:: DATA SHOWN

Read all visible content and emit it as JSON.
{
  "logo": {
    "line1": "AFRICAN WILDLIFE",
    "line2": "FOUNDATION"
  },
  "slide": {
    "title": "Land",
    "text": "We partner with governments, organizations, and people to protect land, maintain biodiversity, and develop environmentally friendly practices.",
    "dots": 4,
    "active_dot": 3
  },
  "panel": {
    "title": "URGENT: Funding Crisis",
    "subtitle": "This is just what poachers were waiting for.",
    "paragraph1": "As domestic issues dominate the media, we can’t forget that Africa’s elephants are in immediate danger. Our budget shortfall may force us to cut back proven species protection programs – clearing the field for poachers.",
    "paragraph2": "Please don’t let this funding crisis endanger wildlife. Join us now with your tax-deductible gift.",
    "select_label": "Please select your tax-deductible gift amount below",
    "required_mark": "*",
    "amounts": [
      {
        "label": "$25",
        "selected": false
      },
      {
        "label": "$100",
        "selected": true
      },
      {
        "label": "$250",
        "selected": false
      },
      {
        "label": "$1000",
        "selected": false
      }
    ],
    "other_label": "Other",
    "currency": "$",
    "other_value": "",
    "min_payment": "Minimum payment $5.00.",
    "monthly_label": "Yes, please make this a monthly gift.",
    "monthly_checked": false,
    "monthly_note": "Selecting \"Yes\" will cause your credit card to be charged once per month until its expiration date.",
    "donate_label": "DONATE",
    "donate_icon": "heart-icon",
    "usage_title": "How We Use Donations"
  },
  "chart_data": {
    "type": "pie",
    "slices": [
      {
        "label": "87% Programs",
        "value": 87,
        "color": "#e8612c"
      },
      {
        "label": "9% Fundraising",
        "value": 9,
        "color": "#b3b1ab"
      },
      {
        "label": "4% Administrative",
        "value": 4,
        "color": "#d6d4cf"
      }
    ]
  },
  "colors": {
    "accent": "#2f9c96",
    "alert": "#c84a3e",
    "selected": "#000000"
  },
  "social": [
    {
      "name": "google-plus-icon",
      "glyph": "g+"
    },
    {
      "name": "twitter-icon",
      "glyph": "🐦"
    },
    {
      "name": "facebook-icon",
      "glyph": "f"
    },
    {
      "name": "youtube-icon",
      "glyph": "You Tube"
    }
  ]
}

::::

**WRITTEN EXERCISE:**
Please reproduce all of the entries exactly as they stand.

**TASK RESULT:**
Read all visible content and emit it as JSON.
{
  "logo": {
    "line1": "AFRICAN WILDLIFE",
    "line2": "FOUNDATION"
  },
  "slide": {
    "title": "Land",
    "text": "We partner with governments, organizations, and people to protect land, maintain biodiversity, and develop environmentally friendly practices.",
    "dots": 4,
    "active_dot": 3
  },
  "panel": {
    "title": "URGENT: Funding Crisis",
    "subtitle": "This is just what poachers were waiting for.",
    "paragraph1": "As domestic issues dominate the media, we can’t forget that Africa’s elephants are in immediate danger. Our budget shortfall may force us to cut back proven species protection programs – clearing the field for poachers.",
    "paragraph2": "Please don’t let this funding crisis endanger wildlife. Join us now with your tax-deductible gift.",
    "select_label": "Please select your tax-deductible gift amount below",
    "required_mark": "*",
    "amounts": [
      {
        "label": "$25",
        "selected": false
      },
      {
        "label": "$100",
        "selected": true
      },
      {
        "label": "$250",
        "selected": false
      },
      {
        "label": "$1000",
        "selected": false
      }
    ],
    "other_label": "Other",
    "currency": "$",
    "other_value": "",
    "min_payment": "Minimum payment $5.00.",
    "monthly_label": "Yes, please make this a monthly gift.",
    "monthly_checked": false,
    "monthly_note": "Selecting \"Yes\" will cause your credit card to be charged once per month until its expiration date.",
    "donate_label": "DONATE",
    "donate_icon": "heart-icon",
    "usage_title": "How We Use Donations"
  },
  "chart_data": {
    "type": "pie",
    "slices": [
      {
        "label": "87% Programs",
        "value": 87,
        "color": "#e8612c"
      },
      {
        "label": "9% Fundraising",
        "value": 9,
        "color": "#b3b1ab"
      },
      {
        "label": "4% Administrative",
        "value": 4,
        "color": "#d6d4cf"
      }
    ]
  },
  "colors": {
    "accent": "#2f9c96",
    "alert": "#c84a3e",
    "selected": "#000000"
  },
  "social": [
    {
      "name": "google-plus-icon",
      "glyph": "g+"
    },
    {
      "name": "twitter-icon",
      "glyph": "🐦"
    },
    {
      "name": "facebook-icon",
      "glyph": "f"
    },
    {
      "name": "youtube-icon",
      "glyph": "You Tube"
    }
  ]
}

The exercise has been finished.